__Source document__

::::

But globalization, along with the depletion of fish stocks, has transformed Japanese fish paste over the years. Years ago a dozen regions across the country had their own distinctive form of fish paste, featuring different forms and species of fish. The rural Aomori Prefecture made chikuwa, a tube of paste hollowed out in the center lying on a wooden board. They made it out of the small dogfish sharks they caught, but their catch plummeted in the mid-1950s (most likely because dogfish mature so late and have a long gestation period for their pups). At first, Aomori fishermen switched to catching dogfish sharks off Hokkaido, Japan’s northernmost island. But that population dipped, and now they import many of the key ingredients from British Columbia.
A classic fish cake, hanpen, has also changed with time. It acquired its name not from its shape but from the chef who created it, Hanpei.13 During the Edo period (which began in 1603), residents of what later became Tokyo caught spotted sharks in Edo Bay and made them into this pillowy white fish cake. No one fishes anymore in what is now called Tokyo Bay, and much of the fish in hanpen comes from pollack caught in Hokkaido or elsewhere.
Shigeo Sugie, who heads the fish-paste cooperative at Tokyo’s Tsukiji Market, spends much of his time thinking about the future of fish paste. (Like Murata, he wears two hats: he is, according to his formal business card, president and “food meister” of Neo Foods Company, a fish-paste producer.) Sugie, with his jet-black hair and the ready smile of a door-to-door salesman, looks as if he would fit better into 1950s America than modern-day Japan. But he is firmly entrenched in one of the most impressive global-trading operations: his office abuts the world’s largest wholesale fish and seafood market, a bustling expanse with twenty-five hundred mechanized trolleys zipping around 760 stalls. There are five wholesalers dealing with shark meat paste, though this pales in comparison w
ith the three hundred tuna wholesalers who operate in Tsukiji every day. Still, these men, along with other fish-paste sellers, are Sugie’s constituency, and he’s doing his best to represent them.

::::

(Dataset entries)
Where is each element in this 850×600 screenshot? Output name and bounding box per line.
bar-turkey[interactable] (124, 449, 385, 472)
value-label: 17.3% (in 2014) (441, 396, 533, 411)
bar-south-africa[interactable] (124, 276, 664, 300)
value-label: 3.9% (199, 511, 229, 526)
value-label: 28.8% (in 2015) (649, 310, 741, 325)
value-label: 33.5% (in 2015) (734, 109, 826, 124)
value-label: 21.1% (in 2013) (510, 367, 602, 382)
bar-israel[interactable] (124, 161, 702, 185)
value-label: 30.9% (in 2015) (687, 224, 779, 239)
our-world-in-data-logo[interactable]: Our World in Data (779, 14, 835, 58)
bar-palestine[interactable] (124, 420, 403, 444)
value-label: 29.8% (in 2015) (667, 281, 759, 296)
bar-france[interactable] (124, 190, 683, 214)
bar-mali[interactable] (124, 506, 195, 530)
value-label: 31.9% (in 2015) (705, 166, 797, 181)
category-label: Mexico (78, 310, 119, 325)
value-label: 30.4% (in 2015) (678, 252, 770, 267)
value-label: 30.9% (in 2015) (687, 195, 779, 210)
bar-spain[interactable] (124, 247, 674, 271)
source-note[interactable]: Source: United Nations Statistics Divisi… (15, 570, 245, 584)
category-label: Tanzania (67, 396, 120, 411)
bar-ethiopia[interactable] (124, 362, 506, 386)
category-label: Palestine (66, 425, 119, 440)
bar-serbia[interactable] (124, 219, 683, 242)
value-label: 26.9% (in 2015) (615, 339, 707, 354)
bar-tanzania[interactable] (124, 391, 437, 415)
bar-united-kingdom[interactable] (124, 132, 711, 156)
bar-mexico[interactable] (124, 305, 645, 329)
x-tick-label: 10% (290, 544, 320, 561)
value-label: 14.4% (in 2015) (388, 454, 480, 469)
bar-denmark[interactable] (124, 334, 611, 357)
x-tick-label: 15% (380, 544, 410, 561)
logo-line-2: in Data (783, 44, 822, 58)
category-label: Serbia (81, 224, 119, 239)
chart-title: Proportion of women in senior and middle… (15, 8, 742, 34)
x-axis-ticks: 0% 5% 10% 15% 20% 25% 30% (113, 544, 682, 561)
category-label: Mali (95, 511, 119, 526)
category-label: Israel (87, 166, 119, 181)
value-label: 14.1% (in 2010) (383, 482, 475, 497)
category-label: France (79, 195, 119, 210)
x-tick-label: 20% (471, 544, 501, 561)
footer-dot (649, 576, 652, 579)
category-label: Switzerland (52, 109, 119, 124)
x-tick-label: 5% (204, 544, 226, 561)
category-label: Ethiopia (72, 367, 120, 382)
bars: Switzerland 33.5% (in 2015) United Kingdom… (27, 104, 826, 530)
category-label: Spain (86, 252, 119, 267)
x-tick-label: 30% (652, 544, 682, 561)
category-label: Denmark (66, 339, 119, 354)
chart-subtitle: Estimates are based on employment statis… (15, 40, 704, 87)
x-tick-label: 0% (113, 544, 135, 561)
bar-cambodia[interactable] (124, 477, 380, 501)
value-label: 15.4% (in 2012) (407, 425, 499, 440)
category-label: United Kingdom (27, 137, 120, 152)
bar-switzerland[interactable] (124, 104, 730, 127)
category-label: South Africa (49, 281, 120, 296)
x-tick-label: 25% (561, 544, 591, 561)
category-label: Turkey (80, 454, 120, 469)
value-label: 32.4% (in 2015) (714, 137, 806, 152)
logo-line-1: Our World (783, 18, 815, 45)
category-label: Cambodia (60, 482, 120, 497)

::::

__Problem__
Please carry on the passage about Japanese fish paste, starting right after its final sentence.

__Your response__
The problem, according to Sugie, is the vast array of food choices Japanese consumers now have. Like Aoki, he has watched meat consumption rise in recent years. “Unfortunately, the demand for fish paste in the market has decreased these days,” Sugie allows. “As we have a lot of different types of food available in Japan, fish paste has come to be picked up less.” While Japan’s royal families may still serve it at their dinner parties, most average Japanese families do not.
The loss of fish cake’s regional character isn’t helping, now that fish paste comes from just a handful of sources: frozen pollack supplies half the fish-cake market, while most of the rest comes from fish imported from Southeast Asia. A few stalls in Tsukiji Market still sell hanpen made from shark meat, and Sugie says the viscosity of cartilaginous fish makes all the difference. “It’s like marshmallow,” he murmurs appreciatively as we sample the fish cake at the Tskugon store’s stall. It’s an apt description, because the cake is light and fluffy and features the kind of give that a marshmallow has. Like every other shark dish, it’s the texture that defines it, since the product itself is essentially tasteless. Only after I dip the hanpen into a seafood broth does it gain a noticeable flavor and become a tasty snack.